PROBLEM TO SOLVE »
Scan the lines below for the word "DIVERS". Copy each line you find it in.

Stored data
------------
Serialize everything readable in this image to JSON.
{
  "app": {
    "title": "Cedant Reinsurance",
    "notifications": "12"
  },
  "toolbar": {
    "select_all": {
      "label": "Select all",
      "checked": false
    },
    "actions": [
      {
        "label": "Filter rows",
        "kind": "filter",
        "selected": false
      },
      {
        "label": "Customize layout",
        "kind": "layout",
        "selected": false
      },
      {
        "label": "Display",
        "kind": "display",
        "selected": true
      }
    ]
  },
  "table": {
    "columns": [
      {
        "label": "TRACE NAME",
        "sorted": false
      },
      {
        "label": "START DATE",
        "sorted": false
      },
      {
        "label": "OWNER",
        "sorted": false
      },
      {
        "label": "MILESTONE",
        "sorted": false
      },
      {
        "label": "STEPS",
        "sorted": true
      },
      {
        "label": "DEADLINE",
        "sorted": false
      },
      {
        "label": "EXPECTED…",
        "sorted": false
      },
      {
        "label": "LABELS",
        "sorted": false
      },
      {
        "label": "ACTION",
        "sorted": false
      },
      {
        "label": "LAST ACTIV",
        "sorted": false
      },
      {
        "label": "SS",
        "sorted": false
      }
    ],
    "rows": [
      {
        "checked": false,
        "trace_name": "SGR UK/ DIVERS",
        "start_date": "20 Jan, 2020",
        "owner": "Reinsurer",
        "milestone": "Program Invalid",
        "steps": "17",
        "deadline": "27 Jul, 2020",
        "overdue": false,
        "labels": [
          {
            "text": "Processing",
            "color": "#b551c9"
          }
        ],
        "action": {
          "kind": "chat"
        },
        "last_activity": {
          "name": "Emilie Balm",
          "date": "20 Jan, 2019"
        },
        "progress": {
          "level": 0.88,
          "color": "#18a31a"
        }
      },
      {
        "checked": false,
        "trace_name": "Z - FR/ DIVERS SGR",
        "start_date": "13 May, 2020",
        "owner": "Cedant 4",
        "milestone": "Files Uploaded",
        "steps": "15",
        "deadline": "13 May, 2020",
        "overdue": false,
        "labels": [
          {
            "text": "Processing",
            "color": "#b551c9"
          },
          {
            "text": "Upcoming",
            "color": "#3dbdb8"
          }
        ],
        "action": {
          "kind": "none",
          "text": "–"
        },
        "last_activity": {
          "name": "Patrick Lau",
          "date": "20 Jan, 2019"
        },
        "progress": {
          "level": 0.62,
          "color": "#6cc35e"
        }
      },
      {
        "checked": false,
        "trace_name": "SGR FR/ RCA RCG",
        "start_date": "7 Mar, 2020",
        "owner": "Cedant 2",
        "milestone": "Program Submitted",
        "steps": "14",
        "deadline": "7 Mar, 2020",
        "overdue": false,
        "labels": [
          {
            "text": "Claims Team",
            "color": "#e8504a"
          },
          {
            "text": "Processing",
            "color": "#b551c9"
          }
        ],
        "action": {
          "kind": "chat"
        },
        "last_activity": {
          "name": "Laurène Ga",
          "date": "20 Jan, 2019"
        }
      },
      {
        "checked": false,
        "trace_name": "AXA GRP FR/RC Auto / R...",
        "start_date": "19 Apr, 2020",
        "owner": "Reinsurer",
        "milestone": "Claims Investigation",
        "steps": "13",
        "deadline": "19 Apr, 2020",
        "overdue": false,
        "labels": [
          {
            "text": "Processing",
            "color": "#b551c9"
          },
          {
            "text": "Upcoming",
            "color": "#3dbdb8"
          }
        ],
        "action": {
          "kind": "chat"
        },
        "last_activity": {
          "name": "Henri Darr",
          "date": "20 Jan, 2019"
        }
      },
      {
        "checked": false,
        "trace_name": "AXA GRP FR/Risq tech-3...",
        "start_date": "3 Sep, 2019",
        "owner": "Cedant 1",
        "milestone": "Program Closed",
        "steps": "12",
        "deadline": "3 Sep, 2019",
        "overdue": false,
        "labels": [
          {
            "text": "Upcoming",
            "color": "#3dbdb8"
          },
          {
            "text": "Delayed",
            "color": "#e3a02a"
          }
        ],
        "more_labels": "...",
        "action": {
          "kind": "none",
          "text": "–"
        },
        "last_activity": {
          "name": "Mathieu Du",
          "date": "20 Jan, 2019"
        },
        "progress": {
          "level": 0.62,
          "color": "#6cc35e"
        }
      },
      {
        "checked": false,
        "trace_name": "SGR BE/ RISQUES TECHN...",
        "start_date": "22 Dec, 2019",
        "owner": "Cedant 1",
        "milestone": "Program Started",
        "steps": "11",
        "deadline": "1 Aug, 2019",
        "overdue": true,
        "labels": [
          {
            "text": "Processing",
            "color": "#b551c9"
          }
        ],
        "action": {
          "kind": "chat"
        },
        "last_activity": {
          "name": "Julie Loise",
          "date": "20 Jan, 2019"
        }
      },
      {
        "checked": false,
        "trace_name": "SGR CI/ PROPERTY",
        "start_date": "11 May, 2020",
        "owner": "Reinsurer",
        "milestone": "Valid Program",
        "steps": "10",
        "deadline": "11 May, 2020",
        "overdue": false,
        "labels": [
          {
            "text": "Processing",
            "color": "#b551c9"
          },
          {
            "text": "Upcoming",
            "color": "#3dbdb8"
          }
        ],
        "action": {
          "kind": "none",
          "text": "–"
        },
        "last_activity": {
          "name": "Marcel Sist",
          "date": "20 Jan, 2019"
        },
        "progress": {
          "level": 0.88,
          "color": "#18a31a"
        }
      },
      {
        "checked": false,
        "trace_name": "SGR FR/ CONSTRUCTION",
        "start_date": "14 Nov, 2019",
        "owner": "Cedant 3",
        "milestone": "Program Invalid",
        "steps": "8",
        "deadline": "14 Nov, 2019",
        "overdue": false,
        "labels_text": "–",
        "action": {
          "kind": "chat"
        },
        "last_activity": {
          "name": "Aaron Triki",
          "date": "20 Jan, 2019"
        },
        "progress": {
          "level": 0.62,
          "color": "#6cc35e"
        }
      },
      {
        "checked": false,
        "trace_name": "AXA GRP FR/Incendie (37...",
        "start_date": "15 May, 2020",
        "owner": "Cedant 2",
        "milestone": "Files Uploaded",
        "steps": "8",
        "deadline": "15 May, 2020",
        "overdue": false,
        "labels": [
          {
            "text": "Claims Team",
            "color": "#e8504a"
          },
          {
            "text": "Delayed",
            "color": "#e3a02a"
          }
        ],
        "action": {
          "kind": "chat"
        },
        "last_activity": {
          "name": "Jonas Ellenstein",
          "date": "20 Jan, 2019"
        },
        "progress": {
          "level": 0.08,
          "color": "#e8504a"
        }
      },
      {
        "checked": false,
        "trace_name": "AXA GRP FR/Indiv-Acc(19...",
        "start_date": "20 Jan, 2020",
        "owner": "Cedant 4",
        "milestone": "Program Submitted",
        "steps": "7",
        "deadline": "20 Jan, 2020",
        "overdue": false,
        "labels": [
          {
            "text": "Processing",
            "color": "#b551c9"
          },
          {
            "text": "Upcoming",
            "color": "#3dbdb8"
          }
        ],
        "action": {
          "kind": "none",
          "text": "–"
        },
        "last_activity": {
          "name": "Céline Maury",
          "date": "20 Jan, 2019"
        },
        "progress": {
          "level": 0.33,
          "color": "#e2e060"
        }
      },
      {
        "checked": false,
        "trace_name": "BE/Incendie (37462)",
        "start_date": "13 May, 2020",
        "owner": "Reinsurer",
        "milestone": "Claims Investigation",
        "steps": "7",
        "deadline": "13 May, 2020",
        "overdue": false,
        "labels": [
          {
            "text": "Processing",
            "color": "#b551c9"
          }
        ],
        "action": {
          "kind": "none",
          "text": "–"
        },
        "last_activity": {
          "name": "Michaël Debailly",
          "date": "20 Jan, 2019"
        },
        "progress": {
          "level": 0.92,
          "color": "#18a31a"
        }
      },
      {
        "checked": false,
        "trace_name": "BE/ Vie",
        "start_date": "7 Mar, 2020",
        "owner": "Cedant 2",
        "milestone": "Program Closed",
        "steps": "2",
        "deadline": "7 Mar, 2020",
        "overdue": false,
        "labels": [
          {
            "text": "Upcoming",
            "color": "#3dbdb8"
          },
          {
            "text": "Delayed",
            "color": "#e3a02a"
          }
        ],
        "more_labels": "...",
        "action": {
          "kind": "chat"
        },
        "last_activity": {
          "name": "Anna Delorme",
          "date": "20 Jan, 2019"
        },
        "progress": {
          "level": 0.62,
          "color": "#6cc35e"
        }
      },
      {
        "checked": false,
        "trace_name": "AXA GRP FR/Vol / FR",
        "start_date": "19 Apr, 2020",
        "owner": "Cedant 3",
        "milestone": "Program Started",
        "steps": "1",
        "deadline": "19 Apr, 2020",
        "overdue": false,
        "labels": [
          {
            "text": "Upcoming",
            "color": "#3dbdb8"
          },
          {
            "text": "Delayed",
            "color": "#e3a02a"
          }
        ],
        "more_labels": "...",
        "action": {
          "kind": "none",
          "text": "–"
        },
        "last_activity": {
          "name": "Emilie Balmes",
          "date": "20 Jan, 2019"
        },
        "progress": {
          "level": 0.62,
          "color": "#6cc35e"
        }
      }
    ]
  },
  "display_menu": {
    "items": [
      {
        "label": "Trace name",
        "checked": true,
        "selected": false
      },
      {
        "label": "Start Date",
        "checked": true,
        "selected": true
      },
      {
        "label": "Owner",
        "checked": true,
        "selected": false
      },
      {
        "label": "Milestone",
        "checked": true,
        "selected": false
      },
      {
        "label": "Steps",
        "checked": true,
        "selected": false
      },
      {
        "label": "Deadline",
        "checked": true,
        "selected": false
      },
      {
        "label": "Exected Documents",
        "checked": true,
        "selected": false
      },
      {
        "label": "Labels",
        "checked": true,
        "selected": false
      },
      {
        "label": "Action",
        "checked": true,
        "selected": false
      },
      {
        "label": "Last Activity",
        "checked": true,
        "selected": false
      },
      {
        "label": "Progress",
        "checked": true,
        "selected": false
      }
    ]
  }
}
------------
CORRECT ANSWER »
        "trace_name": "SGR UK/ DIVERS",
        "trace_name": "Z - FR/ DIVERS SGR",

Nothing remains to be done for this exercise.